Every entry below must be repeated exactly; skip the pictures.

▼

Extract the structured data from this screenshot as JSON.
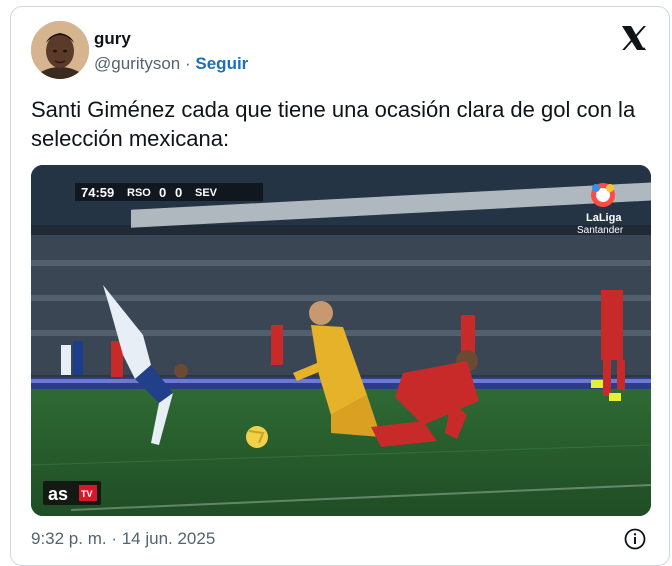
{
  "author": {
    "display_name": "gury",
    "handle": "@gurityson",
    "separator": "·",
    "follow_label": "Seguir"
  },
  "tweet": {
    "text": "Santi Giménez cada que tiene una ocasión clara de gol con la selección mexicana:"
  },
  "media": {
    "scoreboard": {
      "time": "74:59",
      "home": "RSO",
      "home_score": "0",
      "away_score": "0",
      "away": "SEV"
    },
    "league_logo_text": "LaLiga",
    "league_sponsor_text": "Santander",
    "broadcaster_logo": "as",
    "broadcaster_tv": "TV"
  },
  "footer": {
    "timestamp": "9:32 p. m. · 14 jun. 2025"
  },
  "icons": {
    "platform": "x-logo-icon",
    "info": "info-icon"
  }
}
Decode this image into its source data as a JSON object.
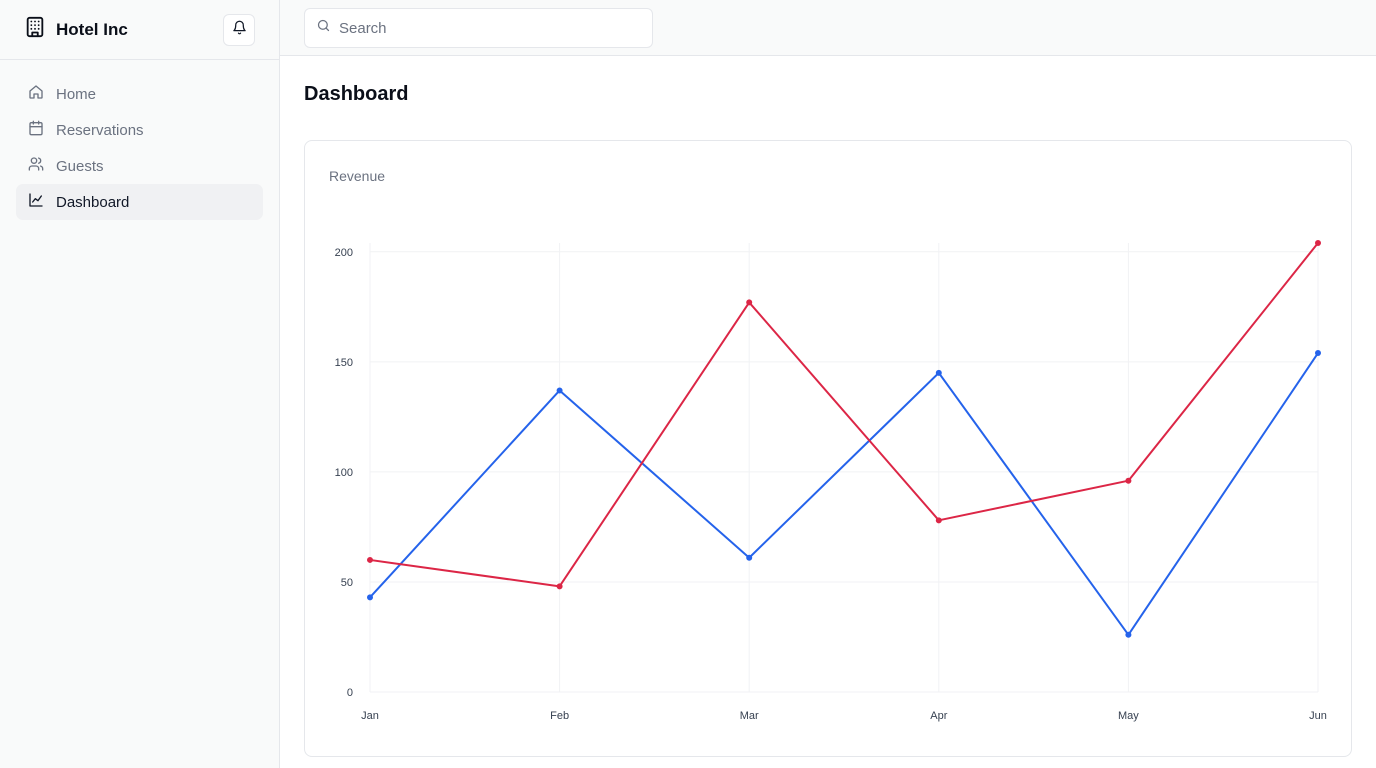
{
  "app": {
    "name": "Hotel Inc"
  },
  "sidebar": {
    "items": [
      {
        "label": "Home",
        "icon": "home-icon",
        "active": false
      },
      {
        "label": "Reservations",
        "icon": "calendar-icon",
        "active": false
      },
      {
        "label": "Guests",
        "icon": "users-icon",
        "active": false
      },
      {
        "label": "Dashboard",
        "icon": "line-chart-icon",
        "active": true
      }
    ]
  },
  "header": {
    "search_placeholder": "Search"
  },
  "main": {
    "title": "Dashboard"
  },
  "colors": {
    "series_blue": "#2563eb",
    "series_red": "#dc2646",
    "grid": "#f1f2f4"
  },
  "chart_data": {
    "type": "line",
    "title": "Revenue",
    "categories": [
      "Jan",
      "Feb",
      "Mar",
      "Apr",
      "May",
      "Jun"
    ],
    "y_ticks": [
      0,
      50,
      100,
      150,
      200
    ],
    "ylim": [
      0,
      204
    ],
    "grid": true,
    "legend": "none",
    "series": [
      {
        "color": "#2563eb",
        "values": [
          43,
          137,
          61,
          145,
          26,
          154
        ]
      },
      {
        "color": "#dc2646",
        "values": [
          60,
          48,
          177,
          78,
          96,
          204
        ]
      }
    ]
  }
}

▲

__Correct answer__:
Extract the structured data from this screenshot as JSON.
{
  "author": {
    "display_name": "gury",
    "handle": "@gurityson",
    "separator": "·",
    "follow_label": "Seguir"
  },
  "tweet": {
    "text": "Santi Giménez cada que tiene una ocasión clara de gol con la selección mexicana:"
  },
  "media": {
    "scoreboard": {
      "time": "74:59",
      "home": "RSO",
      "home_score": "0",
      "away_score": "0",
      "away": "SEV"
    },
    "league_logo_text": "LaLiga",
    "league_sponsor_text": "Santander",
    "broadcaster_logo": "as",
    "broadcaster_tv": "TV"
  },
  "footer": {
    "timestamp": "9:32 p. m. · 14 jun. 2025"
  },
  "icons": {
    "platform": "x-logo-icon",
    "info": "info-icon"
  }
}
Decode this image into its source data as a JSON object.
{
  "app": {
    "name": "Hotel Inc"
  },
  "sidebar": {
    "items": [
      {
        "label": "Home",
        "icon": "home-icon",
        "active": false
      },
      {
        "label": "Reservations",
        "icon": "calendar-icon",
        "active": false
      },
      {
        "label": "Guests",
        "icon": "users-icon",
        "active": false
      },
      {
        "label": "Dashboard",
        "icon": "line-chart-icon",
        "active": true
      }
    ]
  },
  "header": {
    "search_placeholder": "Search"
  },
  "main": {
    "title": "Dashboard"
  },
  "colors": {
    "series_blue": "#2563eb",
    "series_red": "#dc2646",
    "grid": "#f1f2f4"
  },
  "chart_data": {
    "type": "line",
    "title": "Revenue",
    "categories": [
      "Jan",
      "Feb",
      "Mar",
      "Apr",
      "May",
      "Jun"
    ],
    "y_ticks": [
      0,
      50,
      100,
      150,
      200
    ],
    "ylim": [
      0,
      204
    ],
    "grid": true,
    "legend": "none",
    "series": [
      {
        "color": "#2563eb",
        "values": [
          43,
          137,
          61,
          145,
          26,
          154
        ]
      },
      {
        "color": "#dc2646",
        "values": [
          60,
          48,
          177,
          78,
          96,
          204
        ]
      }
    ]
  }
}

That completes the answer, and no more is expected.